* start Information shown *

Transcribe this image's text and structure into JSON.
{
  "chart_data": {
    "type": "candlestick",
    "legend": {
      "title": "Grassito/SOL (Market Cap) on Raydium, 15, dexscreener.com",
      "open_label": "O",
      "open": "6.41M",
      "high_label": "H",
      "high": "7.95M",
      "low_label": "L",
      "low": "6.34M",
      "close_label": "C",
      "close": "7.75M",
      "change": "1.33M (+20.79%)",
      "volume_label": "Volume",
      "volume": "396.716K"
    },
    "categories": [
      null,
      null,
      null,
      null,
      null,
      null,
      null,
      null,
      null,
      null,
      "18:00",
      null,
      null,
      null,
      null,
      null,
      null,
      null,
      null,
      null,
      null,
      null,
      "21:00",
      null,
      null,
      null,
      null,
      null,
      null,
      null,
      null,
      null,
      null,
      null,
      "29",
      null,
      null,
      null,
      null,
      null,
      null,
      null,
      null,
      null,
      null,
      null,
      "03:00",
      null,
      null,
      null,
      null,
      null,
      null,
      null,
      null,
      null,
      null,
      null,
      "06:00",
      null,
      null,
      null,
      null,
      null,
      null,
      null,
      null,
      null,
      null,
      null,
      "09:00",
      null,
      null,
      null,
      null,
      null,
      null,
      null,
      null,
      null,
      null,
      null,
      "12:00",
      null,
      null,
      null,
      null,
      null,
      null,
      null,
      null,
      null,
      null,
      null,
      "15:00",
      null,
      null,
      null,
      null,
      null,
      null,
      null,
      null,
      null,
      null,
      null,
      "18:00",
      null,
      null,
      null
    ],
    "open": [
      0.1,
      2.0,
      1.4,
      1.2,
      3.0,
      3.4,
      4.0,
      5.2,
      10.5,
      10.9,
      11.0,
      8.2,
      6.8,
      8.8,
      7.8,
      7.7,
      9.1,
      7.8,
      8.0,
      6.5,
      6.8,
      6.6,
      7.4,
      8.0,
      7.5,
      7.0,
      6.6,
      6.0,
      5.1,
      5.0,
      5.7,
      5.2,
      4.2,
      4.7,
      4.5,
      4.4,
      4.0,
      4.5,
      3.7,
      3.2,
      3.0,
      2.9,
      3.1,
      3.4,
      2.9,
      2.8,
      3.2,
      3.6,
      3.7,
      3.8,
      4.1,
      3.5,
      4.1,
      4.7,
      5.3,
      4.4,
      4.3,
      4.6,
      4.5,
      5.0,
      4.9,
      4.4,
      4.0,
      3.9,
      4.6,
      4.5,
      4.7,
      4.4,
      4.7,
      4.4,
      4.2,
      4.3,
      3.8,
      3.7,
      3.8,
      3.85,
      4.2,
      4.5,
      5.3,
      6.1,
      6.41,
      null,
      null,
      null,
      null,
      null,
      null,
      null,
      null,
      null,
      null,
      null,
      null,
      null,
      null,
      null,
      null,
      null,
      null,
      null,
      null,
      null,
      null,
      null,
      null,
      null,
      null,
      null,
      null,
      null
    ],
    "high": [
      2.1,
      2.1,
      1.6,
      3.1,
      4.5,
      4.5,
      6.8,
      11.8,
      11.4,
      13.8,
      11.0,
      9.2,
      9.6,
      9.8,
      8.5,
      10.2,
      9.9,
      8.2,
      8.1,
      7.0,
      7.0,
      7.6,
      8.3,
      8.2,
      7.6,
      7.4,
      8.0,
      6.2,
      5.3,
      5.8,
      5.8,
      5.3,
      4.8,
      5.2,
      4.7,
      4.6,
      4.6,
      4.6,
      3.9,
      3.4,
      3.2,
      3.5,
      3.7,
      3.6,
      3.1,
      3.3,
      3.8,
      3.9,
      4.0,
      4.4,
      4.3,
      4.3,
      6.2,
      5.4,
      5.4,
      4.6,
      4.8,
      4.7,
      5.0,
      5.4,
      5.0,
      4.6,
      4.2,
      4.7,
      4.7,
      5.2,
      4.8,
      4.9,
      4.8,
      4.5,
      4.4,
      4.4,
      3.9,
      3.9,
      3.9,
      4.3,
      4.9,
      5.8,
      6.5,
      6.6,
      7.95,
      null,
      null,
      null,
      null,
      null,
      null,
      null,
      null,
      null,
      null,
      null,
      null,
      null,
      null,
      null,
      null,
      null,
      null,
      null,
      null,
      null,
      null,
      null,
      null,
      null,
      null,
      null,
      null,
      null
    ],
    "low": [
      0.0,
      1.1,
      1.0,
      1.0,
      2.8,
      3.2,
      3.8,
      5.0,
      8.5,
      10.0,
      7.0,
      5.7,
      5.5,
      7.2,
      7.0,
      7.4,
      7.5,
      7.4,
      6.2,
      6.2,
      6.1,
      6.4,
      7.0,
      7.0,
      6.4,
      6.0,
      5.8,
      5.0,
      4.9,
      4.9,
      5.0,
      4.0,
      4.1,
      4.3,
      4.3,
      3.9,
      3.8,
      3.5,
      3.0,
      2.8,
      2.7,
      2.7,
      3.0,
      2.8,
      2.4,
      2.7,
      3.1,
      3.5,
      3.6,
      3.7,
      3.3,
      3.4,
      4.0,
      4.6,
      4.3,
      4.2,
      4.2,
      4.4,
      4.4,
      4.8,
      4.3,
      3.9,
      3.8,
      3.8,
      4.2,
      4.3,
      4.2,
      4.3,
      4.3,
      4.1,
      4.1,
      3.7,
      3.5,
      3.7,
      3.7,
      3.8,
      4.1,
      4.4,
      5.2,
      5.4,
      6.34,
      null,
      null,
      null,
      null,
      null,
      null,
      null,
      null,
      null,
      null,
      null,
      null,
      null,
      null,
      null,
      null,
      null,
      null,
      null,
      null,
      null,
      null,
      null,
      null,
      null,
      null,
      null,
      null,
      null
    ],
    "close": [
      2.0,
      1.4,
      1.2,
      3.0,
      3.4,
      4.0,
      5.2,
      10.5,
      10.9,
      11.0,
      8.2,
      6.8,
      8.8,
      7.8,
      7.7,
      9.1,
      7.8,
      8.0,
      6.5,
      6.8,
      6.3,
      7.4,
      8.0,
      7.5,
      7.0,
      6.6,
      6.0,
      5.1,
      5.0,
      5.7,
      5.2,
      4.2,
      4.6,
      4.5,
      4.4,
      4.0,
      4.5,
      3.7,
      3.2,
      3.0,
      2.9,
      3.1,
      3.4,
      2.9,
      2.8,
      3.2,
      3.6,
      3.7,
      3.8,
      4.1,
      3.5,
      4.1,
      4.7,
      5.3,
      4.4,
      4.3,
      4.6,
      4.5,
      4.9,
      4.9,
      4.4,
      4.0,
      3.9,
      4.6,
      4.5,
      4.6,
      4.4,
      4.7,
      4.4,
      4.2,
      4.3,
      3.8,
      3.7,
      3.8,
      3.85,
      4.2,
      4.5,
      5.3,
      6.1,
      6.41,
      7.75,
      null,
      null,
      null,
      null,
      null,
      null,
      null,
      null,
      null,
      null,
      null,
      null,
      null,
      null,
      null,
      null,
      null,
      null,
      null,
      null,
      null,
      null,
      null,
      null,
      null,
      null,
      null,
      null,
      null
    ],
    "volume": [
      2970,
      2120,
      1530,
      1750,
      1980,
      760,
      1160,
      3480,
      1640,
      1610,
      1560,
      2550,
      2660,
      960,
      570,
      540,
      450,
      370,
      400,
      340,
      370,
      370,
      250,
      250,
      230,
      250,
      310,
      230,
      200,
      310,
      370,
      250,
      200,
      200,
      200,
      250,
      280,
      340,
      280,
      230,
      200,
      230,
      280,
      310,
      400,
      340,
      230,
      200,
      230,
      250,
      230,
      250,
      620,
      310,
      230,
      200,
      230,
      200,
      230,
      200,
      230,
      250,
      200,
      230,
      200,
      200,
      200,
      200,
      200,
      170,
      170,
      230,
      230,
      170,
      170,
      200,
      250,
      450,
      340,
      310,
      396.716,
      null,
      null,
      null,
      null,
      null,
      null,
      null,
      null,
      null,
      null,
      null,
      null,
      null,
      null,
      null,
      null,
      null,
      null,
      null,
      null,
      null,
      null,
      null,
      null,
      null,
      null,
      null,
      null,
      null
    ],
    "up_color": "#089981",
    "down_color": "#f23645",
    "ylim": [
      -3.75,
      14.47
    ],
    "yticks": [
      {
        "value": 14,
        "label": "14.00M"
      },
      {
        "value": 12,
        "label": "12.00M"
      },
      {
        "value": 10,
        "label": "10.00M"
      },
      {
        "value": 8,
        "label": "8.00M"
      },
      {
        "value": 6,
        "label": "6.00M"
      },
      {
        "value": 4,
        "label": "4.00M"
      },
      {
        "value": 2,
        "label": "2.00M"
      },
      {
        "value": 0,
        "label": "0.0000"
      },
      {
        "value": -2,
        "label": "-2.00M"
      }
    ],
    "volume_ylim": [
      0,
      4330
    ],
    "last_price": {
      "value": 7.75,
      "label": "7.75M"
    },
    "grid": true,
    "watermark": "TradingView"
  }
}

* end Information shown *

> **What is being asked**
Look over the listing. Pull out every line with the string "value" in it.

> **Full answer**
        "value": 14,
        "value": 12,
        "value": 10,
        "value": 8,
        "value": 6,
        "value": 4,
        "value": 2,
        "value": 0,
        "value": -2,
      "value": 7.75,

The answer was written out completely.